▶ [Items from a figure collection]
══════════════════════════════
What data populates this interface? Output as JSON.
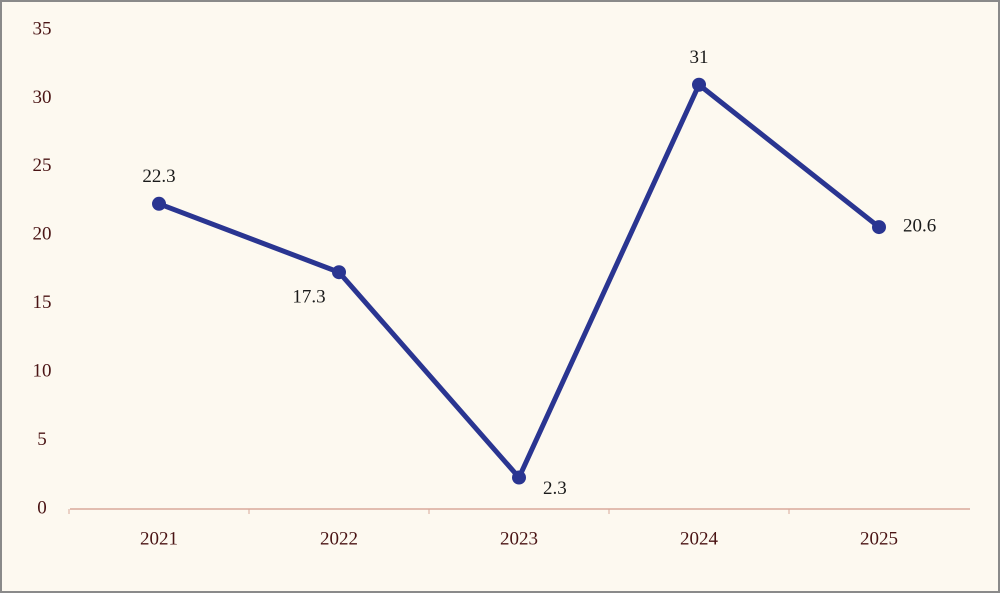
{
  "chart_data": {
    "type": "line",
    "categories": [
      "2021",
      "2022",
      "2023",
      "2024",
      "2025"
    ],
    "series": [
      {
        "color": "#2a3591",
        "values": [
          22.3,
          17.3,
          2.3,
          31,
          20.6
        ]
      }
    ],
    "ylim": [
      0,
      35
    ],
    "yticks": [
      0,
      5,
      10,
      15,
      20,
      25,
      30,
      35
    ],
    "grid": false
  }
}
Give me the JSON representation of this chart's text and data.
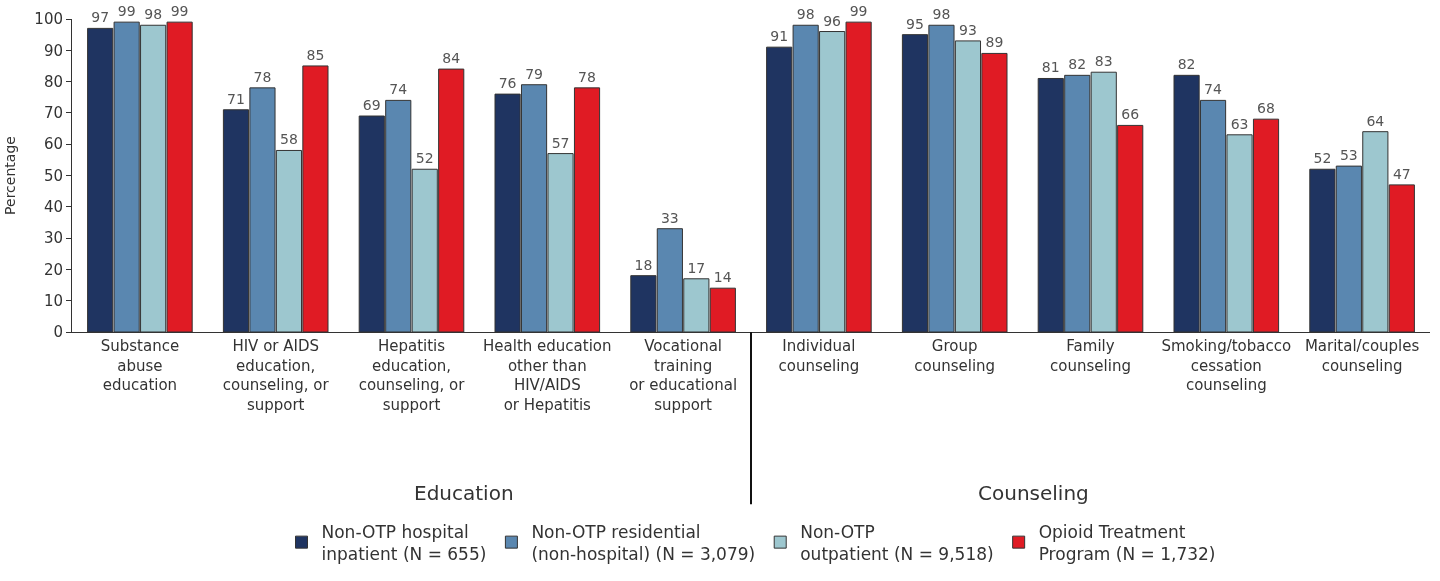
{
  "chart_data": {
    "type": "bar",
    "ylabel": "Percentage",
    "categories": [
      "Substance\nabuse\neducation",
      "HIV or AIDS\neducation,\ncounseling, or\nsupport",
      "Hepatitis\neducation,\ncounseling, or\nsupport",
      "Health education\nother than\nHIV/AIDS\nor Hepatitis",
      "Vocational\ntraining\nor educational\nsupport",
      "Individual\ncounseling",
      "Group\ncounseling",
      "Family\ncounseling",
      "Smoking/tobacco\ncessation\ncounseling",
      "Marital/couples\ncounseling"
    ],
    "series": [
      {
        "name": "Non-OTP hospital\ninpatient (N = 655)",
        "color": "#1f3461",
        "values": [
          97,
          71,
          69,
          76,
          18,
          91,
          95,
          81,
          82,
          52
        ]
      },
      {
        "name": "Non-OTP residential\n(non-hospital) (N = 3,079)",
        "color": "#5a87b0",
        "values": [
          99,
          78,
          74,
          79,
          33,
          98,
          98,
          82,
          74,
          53
        ]
      },
      {
        "name": "Non-OTP\noutpatient (N = 9,518)",
        "color": "#9dc7cf",
        "values": [
          98,
          58,
          52,
          57,
          17,
          96,
          93,
          83,
          63,
          64
        ]
      },
      {
        "name": "Opioid Treatment\nProgram (N = 1,732)",
        "color": "#e01b24",
        "values": [
          99,
          85,
          84,
          78,
          14,
          99,
          89,
          66,
          68,
          47
        ]
      }
    ],
    "ylim": [
      0,
      100
    ],
    "yticks": [
      0,
      10,
      20,
      30,
      40,
      50,
      60,
      70,
      80,
      90,
      100
    ],
    "data_labels": true,
    "legend": "bottom",
    "annotations": [
      "Education",
      "Counseling"
    ]
  }
}
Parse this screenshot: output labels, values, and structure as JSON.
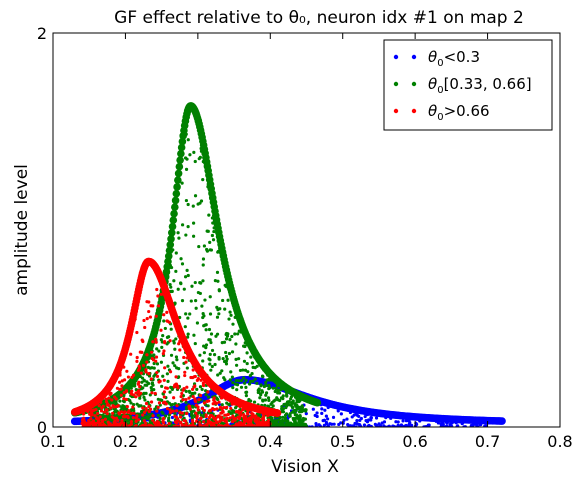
{
  "chart_data": {
    "type": "scatter",
    "title": "GF effect relative to θ₀, neuron idx #1 on map 2",
    "xlabel": "Vision X",
    "ylabel": "amplitude level",
    "xlim": [
      0.1,
      0.8
    ],
    "ylim": [
      0,
      2
    ],
    "xticks": [
      "0.1",
      "0.2",
      "0.3",
      "0.4",
      "0.5",
      "0.6",
      "0.7",
      "0.8"
    ],
    "yticks": [
      "0",
      "2"
    ],
    "grid": false,
    "legend_position": "top-right",
    "legend": [
      {
        "symbol": "θ",
        "sub": "0",
        "text": "<0.3"
      },
      {
        "symbol": "θ",
        "sub": "0",
        "text": "[0.33, 0.66]"
      },
      {
        "symbol": "θ",
        "sub": "0",
        "text": ">0.66"
      }
    ],
    "series": [
      {
        "color": "#0000ff",
        "curve": {
          "x_start": 0.13,
          "x_end": 0.72,
          "peak_x": 0.365,
          "peak_y": 0.23,
          "width_left": 0.07,
          "width_right": 0.11
        },
        "scatter_count": 400,
        "scatter_x_range": [
          0.15,
          0.7
        ],
        "scatter_y_max": 0.12
      },
      {
        "color": "#008000",
        "curve": {
          "x_start": 0.13,
          "x_end": 0.465,
          "peak_x": 0.29,
          "peak_y": 1.62,
          "width_left": 0.032,
          "width_right": 0.048
        },
        "scatter_count": 1400,
        "scatter_x_range": [
          0.15,
          0.45
        ],
        "scatter_y_max": 1.55
      },
      {
        "color": "#ff0000",
        "curve": {
          "x_start": 0.13,
          "x_end": 0.41,
          "peak_x": 0.232,
          "peak_y": 0.83,
          "width_left": 0.03,
          "width_right": 0.05
        },
        "scatter_count": 700,
        "scatter_x_range": [
          0.14,
          0.4
        ],
        "scatter_y_max": 0.7
      }
    ]
  }
}
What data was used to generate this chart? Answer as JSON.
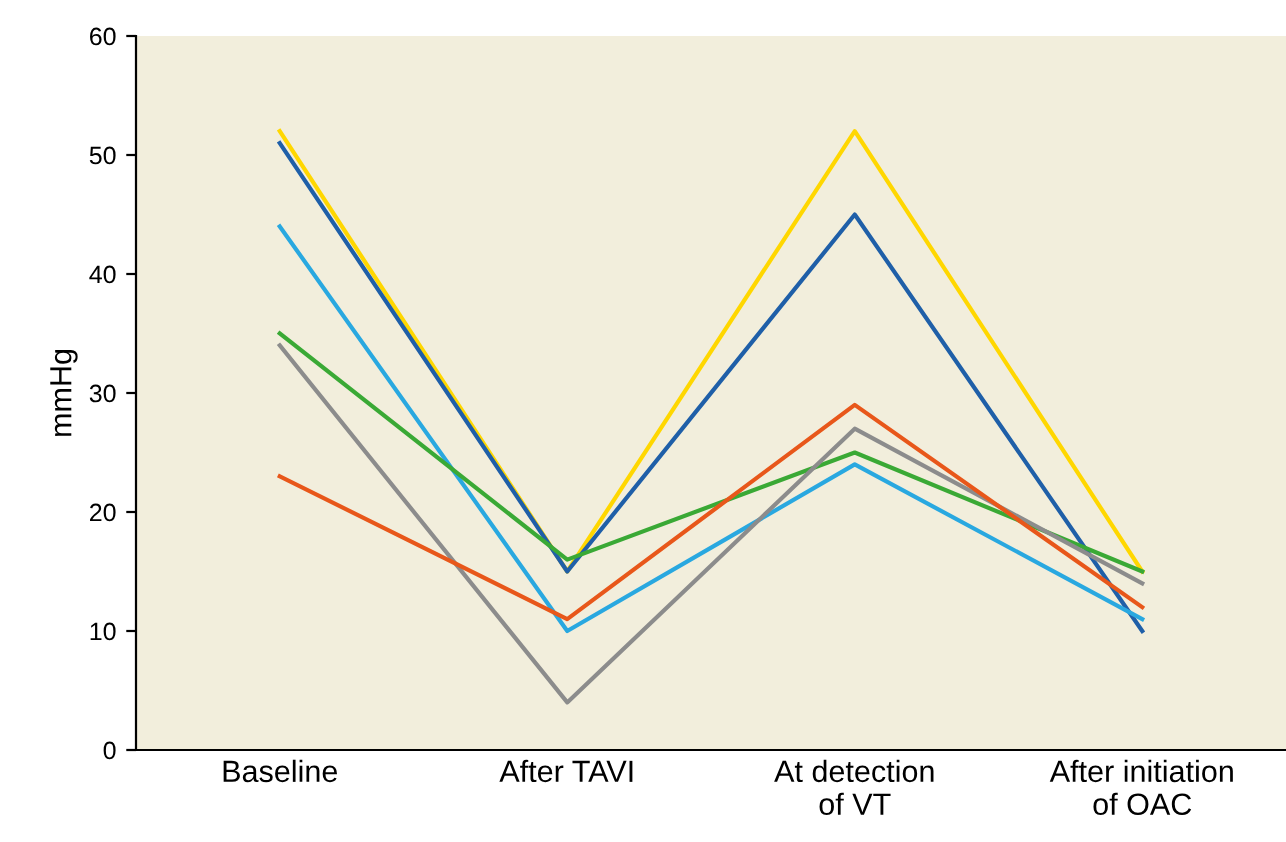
{
  "chart_data": {
    "type": "line",
    "ylabel": "mmHg",
    "categories": [
      "Baseline",
      "After TAVI",
      "At detection\nof VT",
      "After initiation\nof OAC"
    ],
    "series": [
      {
        "color": "#ffd700",
        "values": [
          52,
          15,
          52,
          15
        ]
      },
      {
        "color": "#1f5fa8",
        "values": [
          51,
          15,
          45,
          10
        ]
      },
      {
        "color": "#29a8e0",
        "values": [
          44,
          10,
          24,
          11
        ]
      },
      {
        "color": "#3aa935",
        "values": [
          35,
          16,
          25,
          15
        ]
      },
      {
        "color": "#8c8c8c",
        "values": [
          34,
          4,
          27,
          14
        ]
      },
      {
        "color": "#e8571a",
        "values": [
          23,
          11,
          29,
          12
        ]
      }
    ],
    "ylim": [
      0,
      60
    ],
    "yticks": [
      0,
      10,
      20,
      30,
      40,
      50,
      60
    ],
    "grid": false,
    "marker": "none",
    "line_style": "solid"
  }
}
══════════════════════════════
▶ [Short task] Copy out every line from the data above that has "this" in it.

▶ [Task answer]
What data populates this interface? Output as JSON.
Give me the JSON representation of this chart's text and data.
Parse this screenshot: output labels, values, and structure as JSON.
What data was used to generate this chart? Answer as JSON.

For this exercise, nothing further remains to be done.